(Written task)
Copy every line of the data in which the word "Plastic" occurs.

(Extracted information)
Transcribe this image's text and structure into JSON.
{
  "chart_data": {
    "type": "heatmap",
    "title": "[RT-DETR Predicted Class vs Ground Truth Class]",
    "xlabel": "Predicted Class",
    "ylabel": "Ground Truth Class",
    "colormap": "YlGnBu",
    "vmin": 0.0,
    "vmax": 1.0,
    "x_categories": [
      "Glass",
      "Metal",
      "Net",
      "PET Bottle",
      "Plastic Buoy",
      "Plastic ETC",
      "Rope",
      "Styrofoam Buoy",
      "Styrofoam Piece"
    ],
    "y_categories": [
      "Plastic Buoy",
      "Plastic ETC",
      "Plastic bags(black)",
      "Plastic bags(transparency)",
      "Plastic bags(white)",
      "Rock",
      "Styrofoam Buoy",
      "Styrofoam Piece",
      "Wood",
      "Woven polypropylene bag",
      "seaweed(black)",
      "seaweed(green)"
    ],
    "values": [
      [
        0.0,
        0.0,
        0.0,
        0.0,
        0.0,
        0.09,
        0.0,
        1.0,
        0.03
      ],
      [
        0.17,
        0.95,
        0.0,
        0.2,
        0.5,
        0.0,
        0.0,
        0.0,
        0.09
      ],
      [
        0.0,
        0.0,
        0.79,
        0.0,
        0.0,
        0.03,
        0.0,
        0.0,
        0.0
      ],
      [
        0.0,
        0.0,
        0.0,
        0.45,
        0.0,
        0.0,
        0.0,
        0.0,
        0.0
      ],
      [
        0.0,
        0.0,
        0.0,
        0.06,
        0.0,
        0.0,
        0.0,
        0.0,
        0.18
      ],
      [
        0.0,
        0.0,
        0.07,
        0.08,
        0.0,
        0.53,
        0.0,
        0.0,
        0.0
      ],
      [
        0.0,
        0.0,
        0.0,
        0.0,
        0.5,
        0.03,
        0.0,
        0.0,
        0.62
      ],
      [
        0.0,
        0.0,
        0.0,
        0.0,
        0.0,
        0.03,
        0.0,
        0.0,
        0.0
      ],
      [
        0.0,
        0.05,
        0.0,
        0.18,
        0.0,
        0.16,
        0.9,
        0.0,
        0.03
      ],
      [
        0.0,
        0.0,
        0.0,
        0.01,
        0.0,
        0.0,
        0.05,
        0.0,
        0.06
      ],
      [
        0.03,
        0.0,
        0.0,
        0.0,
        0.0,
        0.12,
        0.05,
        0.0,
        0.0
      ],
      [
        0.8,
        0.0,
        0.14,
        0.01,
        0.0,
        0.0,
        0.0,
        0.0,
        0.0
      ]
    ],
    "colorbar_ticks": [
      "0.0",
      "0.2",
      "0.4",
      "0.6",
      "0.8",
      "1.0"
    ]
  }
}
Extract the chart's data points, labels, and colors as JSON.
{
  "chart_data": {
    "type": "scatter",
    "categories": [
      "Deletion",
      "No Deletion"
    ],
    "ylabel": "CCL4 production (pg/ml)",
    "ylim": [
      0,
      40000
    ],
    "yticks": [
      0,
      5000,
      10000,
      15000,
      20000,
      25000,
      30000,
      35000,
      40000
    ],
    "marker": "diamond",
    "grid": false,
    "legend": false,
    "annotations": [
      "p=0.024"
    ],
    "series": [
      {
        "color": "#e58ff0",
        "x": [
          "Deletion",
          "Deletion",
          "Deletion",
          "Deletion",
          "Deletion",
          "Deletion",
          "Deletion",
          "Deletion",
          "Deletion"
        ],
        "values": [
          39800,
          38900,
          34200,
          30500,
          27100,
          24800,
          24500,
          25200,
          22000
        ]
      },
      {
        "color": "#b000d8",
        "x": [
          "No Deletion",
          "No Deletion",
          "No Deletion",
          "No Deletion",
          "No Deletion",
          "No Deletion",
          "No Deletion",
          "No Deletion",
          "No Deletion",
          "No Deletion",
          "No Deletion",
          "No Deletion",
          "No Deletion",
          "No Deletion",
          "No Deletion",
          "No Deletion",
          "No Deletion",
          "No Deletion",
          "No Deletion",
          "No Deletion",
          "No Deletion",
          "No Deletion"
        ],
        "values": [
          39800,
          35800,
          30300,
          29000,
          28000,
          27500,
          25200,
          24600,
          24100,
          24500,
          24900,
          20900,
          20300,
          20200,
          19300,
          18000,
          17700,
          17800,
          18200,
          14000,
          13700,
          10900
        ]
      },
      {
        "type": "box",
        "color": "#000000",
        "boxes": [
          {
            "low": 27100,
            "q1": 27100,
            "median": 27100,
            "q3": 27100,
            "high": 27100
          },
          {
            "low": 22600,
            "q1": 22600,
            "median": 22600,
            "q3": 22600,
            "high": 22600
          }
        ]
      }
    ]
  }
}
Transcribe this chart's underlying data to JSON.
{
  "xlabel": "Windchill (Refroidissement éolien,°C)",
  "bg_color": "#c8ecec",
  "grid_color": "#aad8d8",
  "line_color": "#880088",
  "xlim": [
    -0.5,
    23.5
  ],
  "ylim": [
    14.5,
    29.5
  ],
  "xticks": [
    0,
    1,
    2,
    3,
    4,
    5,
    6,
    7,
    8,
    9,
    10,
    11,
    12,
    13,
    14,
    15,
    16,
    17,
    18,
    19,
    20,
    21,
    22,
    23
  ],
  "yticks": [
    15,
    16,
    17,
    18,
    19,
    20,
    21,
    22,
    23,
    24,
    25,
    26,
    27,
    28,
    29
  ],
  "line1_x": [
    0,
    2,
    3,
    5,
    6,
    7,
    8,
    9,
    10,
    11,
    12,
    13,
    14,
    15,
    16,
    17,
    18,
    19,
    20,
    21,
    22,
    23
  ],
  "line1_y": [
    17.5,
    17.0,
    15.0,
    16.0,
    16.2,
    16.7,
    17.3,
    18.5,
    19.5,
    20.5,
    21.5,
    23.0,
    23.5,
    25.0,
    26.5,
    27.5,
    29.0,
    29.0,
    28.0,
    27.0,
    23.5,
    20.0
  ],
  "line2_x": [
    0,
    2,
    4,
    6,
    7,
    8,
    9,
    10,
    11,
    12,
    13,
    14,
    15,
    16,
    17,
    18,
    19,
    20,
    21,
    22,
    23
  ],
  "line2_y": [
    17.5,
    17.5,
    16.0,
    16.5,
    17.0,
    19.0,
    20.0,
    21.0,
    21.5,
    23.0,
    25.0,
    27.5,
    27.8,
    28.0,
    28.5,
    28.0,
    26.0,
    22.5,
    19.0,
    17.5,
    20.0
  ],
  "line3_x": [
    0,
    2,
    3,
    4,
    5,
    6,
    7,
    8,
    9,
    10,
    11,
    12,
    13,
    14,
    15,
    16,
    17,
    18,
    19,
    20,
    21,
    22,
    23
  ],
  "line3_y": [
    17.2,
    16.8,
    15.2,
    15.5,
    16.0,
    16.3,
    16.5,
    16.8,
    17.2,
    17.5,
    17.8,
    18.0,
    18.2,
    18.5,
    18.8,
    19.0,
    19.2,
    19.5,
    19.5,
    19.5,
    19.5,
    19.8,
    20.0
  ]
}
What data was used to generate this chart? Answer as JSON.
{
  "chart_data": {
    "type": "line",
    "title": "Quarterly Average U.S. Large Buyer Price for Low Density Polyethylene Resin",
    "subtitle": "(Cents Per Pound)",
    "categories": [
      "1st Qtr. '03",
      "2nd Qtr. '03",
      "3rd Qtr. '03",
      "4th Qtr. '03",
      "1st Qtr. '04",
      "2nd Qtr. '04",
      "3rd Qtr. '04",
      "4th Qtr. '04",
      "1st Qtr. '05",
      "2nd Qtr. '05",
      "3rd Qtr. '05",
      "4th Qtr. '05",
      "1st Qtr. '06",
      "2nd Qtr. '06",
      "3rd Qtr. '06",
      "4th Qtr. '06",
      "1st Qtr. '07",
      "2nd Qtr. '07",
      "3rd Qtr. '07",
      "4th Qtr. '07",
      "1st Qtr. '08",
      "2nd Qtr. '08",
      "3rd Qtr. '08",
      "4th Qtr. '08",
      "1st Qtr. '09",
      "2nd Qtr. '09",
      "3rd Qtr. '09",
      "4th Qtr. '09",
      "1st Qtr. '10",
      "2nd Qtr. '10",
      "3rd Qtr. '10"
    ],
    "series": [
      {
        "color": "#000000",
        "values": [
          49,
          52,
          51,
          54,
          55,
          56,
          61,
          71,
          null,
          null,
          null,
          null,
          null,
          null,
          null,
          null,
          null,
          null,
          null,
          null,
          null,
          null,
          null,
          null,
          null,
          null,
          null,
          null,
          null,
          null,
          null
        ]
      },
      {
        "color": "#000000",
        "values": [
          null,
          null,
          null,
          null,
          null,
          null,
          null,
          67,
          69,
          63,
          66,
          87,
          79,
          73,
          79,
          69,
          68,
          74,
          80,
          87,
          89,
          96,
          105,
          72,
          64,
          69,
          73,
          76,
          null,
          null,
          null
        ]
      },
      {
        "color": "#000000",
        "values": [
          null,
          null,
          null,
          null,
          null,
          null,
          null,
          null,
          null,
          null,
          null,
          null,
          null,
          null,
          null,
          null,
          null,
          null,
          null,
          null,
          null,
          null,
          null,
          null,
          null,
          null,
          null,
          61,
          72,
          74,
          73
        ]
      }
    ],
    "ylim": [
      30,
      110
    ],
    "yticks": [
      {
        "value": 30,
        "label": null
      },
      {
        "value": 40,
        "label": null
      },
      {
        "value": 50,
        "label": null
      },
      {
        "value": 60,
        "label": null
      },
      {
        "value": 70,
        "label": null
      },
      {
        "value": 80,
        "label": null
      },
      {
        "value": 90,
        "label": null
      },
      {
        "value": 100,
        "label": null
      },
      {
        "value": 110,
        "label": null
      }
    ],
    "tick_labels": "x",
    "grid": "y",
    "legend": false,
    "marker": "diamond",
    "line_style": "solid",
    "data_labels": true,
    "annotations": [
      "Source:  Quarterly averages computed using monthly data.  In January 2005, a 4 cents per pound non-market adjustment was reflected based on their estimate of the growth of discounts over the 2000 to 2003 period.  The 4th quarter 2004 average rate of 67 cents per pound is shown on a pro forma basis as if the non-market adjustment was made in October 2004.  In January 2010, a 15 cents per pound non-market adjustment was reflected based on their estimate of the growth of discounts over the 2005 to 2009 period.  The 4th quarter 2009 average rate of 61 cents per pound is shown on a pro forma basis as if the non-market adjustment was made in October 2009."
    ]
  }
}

(Response to the task)
      "Plastic Buoy",
      "Plastic ETC",
      "Plastic Buoy",
      "Plastic ETC",
      "Plastic bags(black)",
      "Plastic bags(transparency)",
      "Plastic bags(white)",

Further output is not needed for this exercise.